* begin Dataset entries *

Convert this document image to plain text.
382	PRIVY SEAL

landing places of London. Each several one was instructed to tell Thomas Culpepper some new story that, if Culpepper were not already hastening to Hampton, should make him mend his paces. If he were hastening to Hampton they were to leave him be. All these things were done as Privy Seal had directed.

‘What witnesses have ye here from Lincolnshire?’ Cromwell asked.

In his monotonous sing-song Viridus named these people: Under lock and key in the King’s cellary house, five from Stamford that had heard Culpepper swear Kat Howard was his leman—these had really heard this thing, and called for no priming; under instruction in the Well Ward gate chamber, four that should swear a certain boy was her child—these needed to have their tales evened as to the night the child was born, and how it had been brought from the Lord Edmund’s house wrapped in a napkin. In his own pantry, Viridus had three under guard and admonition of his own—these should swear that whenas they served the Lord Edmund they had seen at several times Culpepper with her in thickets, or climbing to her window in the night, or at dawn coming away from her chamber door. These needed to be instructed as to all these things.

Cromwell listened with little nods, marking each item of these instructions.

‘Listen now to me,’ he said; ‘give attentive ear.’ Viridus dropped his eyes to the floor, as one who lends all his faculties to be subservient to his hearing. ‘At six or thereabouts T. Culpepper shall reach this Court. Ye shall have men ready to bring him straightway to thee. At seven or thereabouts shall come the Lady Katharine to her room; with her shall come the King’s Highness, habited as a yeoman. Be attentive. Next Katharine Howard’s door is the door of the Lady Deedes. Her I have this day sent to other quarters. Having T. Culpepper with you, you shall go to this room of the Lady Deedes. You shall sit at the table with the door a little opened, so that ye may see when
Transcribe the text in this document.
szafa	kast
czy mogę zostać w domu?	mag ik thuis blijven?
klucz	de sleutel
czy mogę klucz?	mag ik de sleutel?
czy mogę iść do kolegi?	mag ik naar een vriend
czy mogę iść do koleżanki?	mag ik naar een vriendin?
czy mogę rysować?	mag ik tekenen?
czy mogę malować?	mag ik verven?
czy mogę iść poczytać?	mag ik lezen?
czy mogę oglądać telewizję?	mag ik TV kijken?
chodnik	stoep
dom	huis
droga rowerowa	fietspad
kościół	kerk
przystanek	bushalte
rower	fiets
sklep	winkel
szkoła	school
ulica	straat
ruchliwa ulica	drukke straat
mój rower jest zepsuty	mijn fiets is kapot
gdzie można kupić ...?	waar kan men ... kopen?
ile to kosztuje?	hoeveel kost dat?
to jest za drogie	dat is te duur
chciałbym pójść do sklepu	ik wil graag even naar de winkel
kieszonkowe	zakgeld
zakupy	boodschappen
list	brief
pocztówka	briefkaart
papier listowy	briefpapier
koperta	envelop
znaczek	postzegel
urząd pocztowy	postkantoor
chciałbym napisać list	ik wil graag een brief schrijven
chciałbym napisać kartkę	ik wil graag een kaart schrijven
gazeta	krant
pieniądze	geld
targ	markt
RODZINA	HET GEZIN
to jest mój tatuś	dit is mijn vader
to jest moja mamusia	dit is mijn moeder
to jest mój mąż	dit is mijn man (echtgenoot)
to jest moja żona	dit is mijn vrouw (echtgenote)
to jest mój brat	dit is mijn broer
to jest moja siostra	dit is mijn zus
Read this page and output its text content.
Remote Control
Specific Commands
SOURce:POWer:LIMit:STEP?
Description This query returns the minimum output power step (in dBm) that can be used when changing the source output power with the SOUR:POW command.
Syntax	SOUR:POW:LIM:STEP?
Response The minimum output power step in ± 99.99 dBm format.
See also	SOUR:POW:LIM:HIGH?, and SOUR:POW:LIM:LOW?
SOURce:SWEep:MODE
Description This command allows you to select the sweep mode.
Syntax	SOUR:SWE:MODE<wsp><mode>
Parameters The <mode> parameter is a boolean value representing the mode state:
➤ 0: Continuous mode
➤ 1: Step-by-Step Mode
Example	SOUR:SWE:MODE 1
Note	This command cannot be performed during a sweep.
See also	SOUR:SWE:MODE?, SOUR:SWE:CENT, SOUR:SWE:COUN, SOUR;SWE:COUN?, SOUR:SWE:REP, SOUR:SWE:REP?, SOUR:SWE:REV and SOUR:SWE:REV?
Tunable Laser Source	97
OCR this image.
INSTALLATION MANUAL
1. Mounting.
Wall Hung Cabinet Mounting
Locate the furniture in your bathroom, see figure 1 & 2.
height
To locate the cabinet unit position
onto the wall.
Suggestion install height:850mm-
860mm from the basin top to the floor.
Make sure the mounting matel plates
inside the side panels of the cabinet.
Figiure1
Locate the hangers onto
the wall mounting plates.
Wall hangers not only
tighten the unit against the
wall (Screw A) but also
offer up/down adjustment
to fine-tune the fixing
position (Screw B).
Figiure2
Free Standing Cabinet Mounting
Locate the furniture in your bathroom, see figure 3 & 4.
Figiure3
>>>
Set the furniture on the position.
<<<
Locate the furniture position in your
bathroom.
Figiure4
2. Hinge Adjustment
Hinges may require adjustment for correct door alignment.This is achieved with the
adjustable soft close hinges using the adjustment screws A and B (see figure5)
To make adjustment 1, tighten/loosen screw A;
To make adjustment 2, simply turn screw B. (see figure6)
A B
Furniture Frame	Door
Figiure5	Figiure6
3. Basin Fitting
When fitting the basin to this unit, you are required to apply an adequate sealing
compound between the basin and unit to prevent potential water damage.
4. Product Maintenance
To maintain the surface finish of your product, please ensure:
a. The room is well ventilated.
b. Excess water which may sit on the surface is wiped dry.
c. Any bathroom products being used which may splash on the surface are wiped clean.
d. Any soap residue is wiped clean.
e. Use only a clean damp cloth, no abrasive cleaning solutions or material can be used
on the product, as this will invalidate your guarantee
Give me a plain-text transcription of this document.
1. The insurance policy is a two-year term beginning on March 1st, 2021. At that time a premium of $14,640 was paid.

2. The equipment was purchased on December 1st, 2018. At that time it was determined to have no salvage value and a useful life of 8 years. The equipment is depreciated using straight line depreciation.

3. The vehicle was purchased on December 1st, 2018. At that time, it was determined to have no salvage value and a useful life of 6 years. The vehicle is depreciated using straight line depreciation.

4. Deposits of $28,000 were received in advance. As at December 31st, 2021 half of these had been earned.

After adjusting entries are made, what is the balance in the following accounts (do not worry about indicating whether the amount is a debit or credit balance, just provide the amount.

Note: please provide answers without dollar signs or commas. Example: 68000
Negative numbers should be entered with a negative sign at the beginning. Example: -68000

* end Dataset entries *

Given exercise —
From the entries above, extract every line where the word "schrijven" appears.

Task output —
chciałbym napisać list	ik wil graag een brief schrijven
chciałbym napisać kartkę	ik wil graag een kaart schrijven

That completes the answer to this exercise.